SELECTED EXCERPT:
One way to get a constant offset is to substitute sin(wt)+B for sin(wt) where B is the input offset and then solve all the equations over again. That's equivalent to an AC signal riding on a DC signal (the offset voltage).


If you read the last part of my previous post where i posted the equations, you would see that i included a remark at the end for a way to account for any offset. You simply replace sin(wt) with sin(wt)+B, where B is the input offset. That's a constant offset though.

If you want to solve for a sine input with a phase shift, perhaps you can try sin(wt+a) where a is the radian angle. The equations will account for this angle then.

 

[ljcox]

No, I don't understand your problem.

The maths shows that the steady state is of the form -K cos ωt

so it is centred around zero. (The integral of sin is - cos.)

The exponential part is positive, so there should be a positive off set until the ε ^ -t/τ term approaches zero and then the waveform should be centred around zero as I said above.

Have you checked your simulation?

Is there an off set set it it?.

 

[normad]

noo.. there is no input offset in it.. how can it be the integration if theres no offset? thats not mathematically correct.. cause for an integrator on a sin wave with initial voltage of zero the integrated value cant be negative? but your solution swings between plus and negative

im just trying to understand whats wrong perhaps your calculations are ryt.. but how?

 

[MrAl]

Hello again,

There can be offset or not on the input, it depends if you want to add that to the math.
For these kinds of problems the math is dead on, and the way you verify it is by using more math that approaches the problem from a different perspective such as Laplace transforms. You can do it both ways, and should come out with the same results or at least a different form of the same result.
You can also prove the math by looking at your simulation and perhaps plotting your math results, then comparing. Since you appear to be doing that but
you dont seem to get that the sine starts at zero in those previous equations, maybe you should look again.

 

[normad]

sigh.. im really really sorry if im a pain in the ass.. i probably am..
just trying to understand this

and to clarify once again im not considering any input voltage in this.. input offset is zero..

can one of you try to get the same equation using the equation given in this link.. which is the time domain analysis i did first..
Op Amp Integrator (im sorry i dont have a scanner to upload my workings)

and in that analysis you get the offset when you evaluate the limits.. [t 0] because cos(0) = 1

i understand that math should be correct.. but then y is the time domain analysis different?

SOURCE MATERIAL:
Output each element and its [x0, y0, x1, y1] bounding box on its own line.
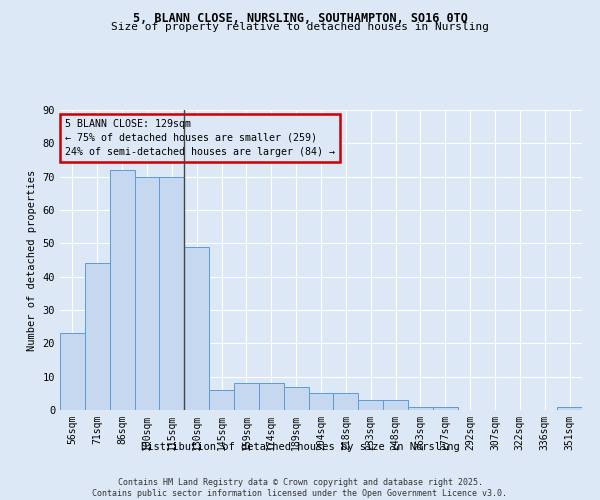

TASKS AND EXERCISES:
1 – How would you rewrite the paragraph of the integrator thread that begins "If you read the last part of my previous post" as a shorter version that keeps its main facts?
2 – Retype the integrator thread from "You can also" to "upload my workings)".
3 – Answer these about the integrator thread:
(a) What expression is suggested for a sine input with a phase shift, and what does "a" stand for?
(b) According to ljcox, what form does the steady state take?
(c) Which method does MrAl name for checking the math from a different perspective?

RESULTS BY TASK:
1 – The earlier post's equations ended with a remark on handling offset: replace sin(wt) with sin(wt)+B, where B is the input offset. This accounts only for a constant offset.

2 –
You can also prove the math by looking at your simulation and perhaps plotting your math results, then comparing. Since you appear to be doing that but
you dont seem to get that the sine starts at zero in those previous equations, maybe you should look again.

 

[normad]

sigh.. im really really sorry if im a pain in the ass.. i probably am..
just trying to understand this

and to clarify once again im not considering any input voltage in this.. input offset is zero..

can one of you try to get the same equation using the equation given in this link.. which is the time domain analysis i did first..
Op Amp Integrator (im sorry i dont have a scanner to upload my workings)

3 –
(a) sin(wt+a), where a is the radian angle.
(b) -K cos ωt.
(c) Laplace transforms.